# Record set
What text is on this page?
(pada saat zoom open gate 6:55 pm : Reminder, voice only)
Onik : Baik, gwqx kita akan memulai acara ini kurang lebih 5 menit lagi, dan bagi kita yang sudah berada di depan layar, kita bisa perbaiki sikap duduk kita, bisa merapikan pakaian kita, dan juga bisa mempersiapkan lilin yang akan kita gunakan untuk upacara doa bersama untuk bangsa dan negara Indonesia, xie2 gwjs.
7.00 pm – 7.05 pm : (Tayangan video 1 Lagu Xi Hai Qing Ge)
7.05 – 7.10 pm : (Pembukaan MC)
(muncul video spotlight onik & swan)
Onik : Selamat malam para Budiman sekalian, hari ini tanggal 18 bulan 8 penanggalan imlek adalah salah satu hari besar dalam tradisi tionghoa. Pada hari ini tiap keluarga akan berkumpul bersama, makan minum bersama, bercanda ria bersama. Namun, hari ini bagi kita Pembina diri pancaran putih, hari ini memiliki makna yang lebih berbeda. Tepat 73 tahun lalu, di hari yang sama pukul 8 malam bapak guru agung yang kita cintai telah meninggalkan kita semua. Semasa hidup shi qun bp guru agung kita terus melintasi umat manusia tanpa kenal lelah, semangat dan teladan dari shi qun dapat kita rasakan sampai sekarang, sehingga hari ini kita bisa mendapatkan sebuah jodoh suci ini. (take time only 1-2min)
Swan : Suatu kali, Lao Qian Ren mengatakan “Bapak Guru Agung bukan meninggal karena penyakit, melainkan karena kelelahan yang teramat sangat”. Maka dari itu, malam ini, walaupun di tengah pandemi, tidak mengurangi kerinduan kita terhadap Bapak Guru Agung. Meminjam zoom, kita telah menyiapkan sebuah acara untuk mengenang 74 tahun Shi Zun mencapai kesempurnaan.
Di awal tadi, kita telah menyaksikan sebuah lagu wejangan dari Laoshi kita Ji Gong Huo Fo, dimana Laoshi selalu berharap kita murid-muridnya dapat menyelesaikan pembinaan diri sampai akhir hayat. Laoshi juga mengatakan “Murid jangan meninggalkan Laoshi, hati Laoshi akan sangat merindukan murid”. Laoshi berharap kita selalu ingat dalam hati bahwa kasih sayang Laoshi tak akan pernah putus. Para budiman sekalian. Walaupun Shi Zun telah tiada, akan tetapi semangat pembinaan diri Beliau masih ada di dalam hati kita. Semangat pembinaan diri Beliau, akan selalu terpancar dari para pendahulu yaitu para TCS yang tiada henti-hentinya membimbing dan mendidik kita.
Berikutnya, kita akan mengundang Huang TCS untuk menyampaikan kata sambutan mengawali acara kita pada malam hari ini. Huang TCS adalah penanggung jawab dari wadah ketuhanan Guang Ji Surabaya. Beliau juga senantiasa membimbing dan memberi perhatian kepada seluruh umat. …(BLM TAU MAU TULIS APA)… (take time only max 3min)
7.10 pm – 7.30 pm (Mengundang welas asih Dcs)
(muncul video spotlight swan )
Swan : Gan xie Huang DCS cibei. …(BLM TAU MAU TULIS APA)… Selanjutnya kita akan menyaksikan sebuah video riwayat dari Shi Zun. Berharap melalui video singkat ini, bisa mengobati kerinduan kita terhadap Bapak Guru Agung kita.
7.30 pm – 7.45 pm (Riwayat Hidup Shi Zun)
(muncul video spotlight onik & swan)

# Request
Transcribe every entry exactly.

# Response to the exercise
What text is on this page?
(pada saat zoom open gate 6:55 pm : Reminder, voice only)
Onik : Baik, gwqx kita akan memulai acara ini kurang lebih 5 menit lagi, dan bagi kita yang sudah berada di depan layar, kita bisa perbaiki sikap duduk kita, bisa merapikan pakaian kita, dan juga bisa mempersiapkan lilin yang akan kita gunakan untuk upacara doa bersama untuk bangsa dan negara Indonesia, xie2 gwjs.
7.00 pm – 7.05 pm : (Tayangan video 1 Lagu Xi Hai Qing Ge)
7.05 – 7.10 pm : (Pembukaan MC)
(muncul video spotlight onik & swan)
Onik : Selamat malam para Budiman sekalian, hari ini tanggal 18 bulan 8 penanggalan imlek adalah salah satu hari besar dalam tradisi tionghoa. Pada hari ini tiap keluarga akan berkumpul bersama, makan minum bersama, bercanda ria bersama. Namun, hari ini bagi kita Pembina diri pancaran putih, hari ini memiliki makna yang lebih berbeda. Tepat 73 tahun lalu, di hari yang sama pukul 8 malam bapak guru agung yang kita cintai telah meninggalkan kita semua. Semasa hidup shi qun bp guru agung kita terus melintasi umat manusia tanpa kenal lelah, semangat dan teladan dari shi qun dapat kita rasakan sampai sekarang, sehingga hari ini kita bisa mendapatkan sebuah jodoh suci ini. (take time only 1-2min)
Swan : Suatu kali, Lao Qian Ren mengatakan “Bapak Guru Agung bukan meninggal karena penyakit, melainkan karena kelelahan yang teramat sangat”. Maka dari itu, malam ini, walaupun di tengah pandemi, tidak mengurangi kerinduan kita terhadap Bapak Guru Agung. Meminjam zoom, kita telah menyiapkan sebuah acara untuk mengenang 74 tahun Shi Zun mencapai kesempurnaan.
Di awal tadi, kita telah menyaksikan sebuah lagu wejangan dari Laoshi kita Ji Gong Huo Fo, dimana Laoshi selalu berharap kita murid-muridnya dapat menyelesaikan pembinaan diri sampai akhir hayat. Laoshi juga mengatakan “Murid jangan meninggalkan Laoshi, hati Laoshi akan sangat merindukan murid”. Laoshi berharap kita selalu ingat dalam hati bahwa kasih sayang Laoshi tak akan pernah putus. Para budiman sekalian. Walaupun Shi Zun telah tiada, akan tetapi semangat pembinaan diri Beliau masih ada di dalam hati kita. Semangat pembinaan diri Beliau, akan selalu terpancar dari para pendahulu yaitu para TCS yang tiada henti-hentinya membimbing dan mendidik kita.
Berikutnya, kita akan mengundang Huang TCS untuk menyampaikan kata sambutan mengawali acara kita pada malam hari ini. Huang TCS adalah penanggung jawab dari wadah ketuhanan Guang Ji Surabaya. Beliau juga senantiasa membimbing dan memberi perhatian kepada seluruh umat. …(BLM TAU MAU TULIS APA)… (take time only max 3min)
7.10 pm – 7.30 pm (Mengundang welas asih Dcs)
(muncul video spotlight swan )
Swan : Gan xie Huang DCS cibei. …(BLM TAU MAU TULIS APA)… Selanjutnya kita akan menyaksikan sebuah video riwayat dari Shi Zun. Berharap melalui video singkat ini, bisa mengobati kerinduan kita terhadap Bapak Guru Agung kita.
7.30 pm – 7.45 pm (Riwayat Hidup Shi Zun)
(muncul video spotlight onik & swan)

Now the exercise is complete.